- [Work instructions]:
Are you able to retype all the records below exactly?

── Records shown

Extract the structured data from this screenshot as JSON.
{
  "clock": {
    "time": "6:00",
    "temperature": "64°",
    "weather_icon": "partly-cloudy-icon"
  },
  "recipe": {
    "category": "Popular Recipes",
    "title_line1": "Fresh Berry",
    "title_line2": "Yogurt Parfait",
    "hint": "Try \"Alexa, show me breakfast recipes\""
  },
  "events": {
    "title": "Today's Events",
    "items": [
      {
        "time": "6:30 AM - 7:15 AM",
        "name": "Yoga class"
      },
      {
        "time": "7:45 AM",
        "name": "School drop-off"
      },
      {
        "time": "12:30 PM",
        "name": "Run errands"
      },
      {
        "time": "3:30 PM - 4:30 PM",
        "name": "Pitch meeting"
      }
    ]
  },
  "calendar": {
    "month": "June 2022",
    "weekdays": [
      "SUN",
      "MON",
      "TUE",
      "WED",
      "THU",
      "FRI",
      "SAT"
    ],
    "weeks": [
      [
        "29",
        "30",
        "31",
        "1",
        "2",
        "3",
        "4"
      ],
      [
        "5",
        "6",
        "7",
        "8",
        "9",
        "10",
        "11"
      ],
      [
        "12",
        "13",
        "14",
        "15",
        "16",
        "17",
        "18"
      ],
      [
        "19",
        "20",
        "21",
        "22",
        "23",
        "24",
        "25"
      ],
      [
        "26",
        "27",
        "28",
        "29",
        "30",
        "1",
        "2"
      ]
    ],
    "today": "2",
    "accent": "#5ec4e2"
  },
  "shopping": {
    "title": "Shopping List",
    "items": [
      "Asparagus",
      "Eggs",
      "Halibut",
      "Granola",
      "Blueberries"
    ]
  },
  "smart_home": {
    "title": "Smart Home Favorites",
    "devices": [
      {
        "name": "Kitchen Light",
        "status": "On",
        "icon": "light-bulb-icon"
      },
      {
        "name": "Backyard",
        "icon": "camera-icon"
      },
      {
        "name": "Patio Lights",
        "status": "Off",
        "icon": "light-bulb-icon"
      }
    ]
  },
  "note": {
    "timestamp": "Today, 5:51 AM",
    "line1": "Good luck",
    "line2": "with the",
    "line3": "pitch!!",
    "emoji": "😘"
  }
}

────

- [Answer to this task]:
Extract the structured data from this screenshot as JSON.
{
  "clock": {
    "time": "6:00",
    "temperature": "64°",
    "weather_icon": "partly-cloudy-icon"
  },
  "recipe": {
    "category": "Popular Recipes",
    "title_line1": "Fresh Berry",
    "title_line2": "Yogurt Parfait",
    "hint": "Try \"Alexa, show me breakfast recipes\""
  },
  "events": {
    "title": "Today's Events",
    "items": [
      {
        "time": "6:30 AM - 7:15 AM",
        "name": "Yoga class"
      },
      {
        "time": "7:45 AM",
        "name": "School drop-off"
      },
      {
        "time": "12:30 PM",
        "name": "Run errands"
      },
      {
        "time": "3:30 PM - 4:30 PM",
        "name": "Pitch meeting"
      }
    ]
  },
  "calendar": {
    "month": "June 2022",
    "weekdays": [
      "SUN",
      "MON",
      "TUE",
      "WED",
      "THU",
      "FRI",
      "SAT"
    ],
    "weeks": [
      [
        "29",
        "30",
        "31",
        "1",
        "2",
        "3",
        "4"
      ],
      [
        "5",
        "6",
        "7",
        "8",
        "9",
        "10",
        "11"
      ],
      [
        "12",
        "13",
        "14",
        "15",
        "16",
        "17",
        "18"
      ],
      [
        "19",
        "20",
        "21",
        "22",
        "23",
        "24",
        "25"
      ],
      [
        "26",
        "27",
        "28",
        "29",
        "30",
        "1",
        "2"
      ]
    ],
    "today": "2",
    "accent": "#5ec4e2"
  },
  "shopping": {
    "title": "Shopping List",
    "items": [
      "Asparagus",
      "Eggs",
      "Halibut",
      "Granola",
      "Blueberries"
    ]
  },
  "smart_home": {
    "title": "Smart Home Favorites",
    "devices": [
      {
        "name": "Kitchen Light",
        "status": "On",
        "icon": "light-bulb-icon"
      },
      {
        "name": "Backyard",
        "icon": "camera-icon"
      },
      {
        "name": "Patio Lights",
        "status": "Off",
        "icon": "light-bulb-icon"
      }
    ]
  },
  "note": {
    "timestamp": "Today, 5:51 AM",
    "line1": "Good luck",
    "line2": "with the",
    "line3": "pitch!!",
    "emoji": "😘"
  }
}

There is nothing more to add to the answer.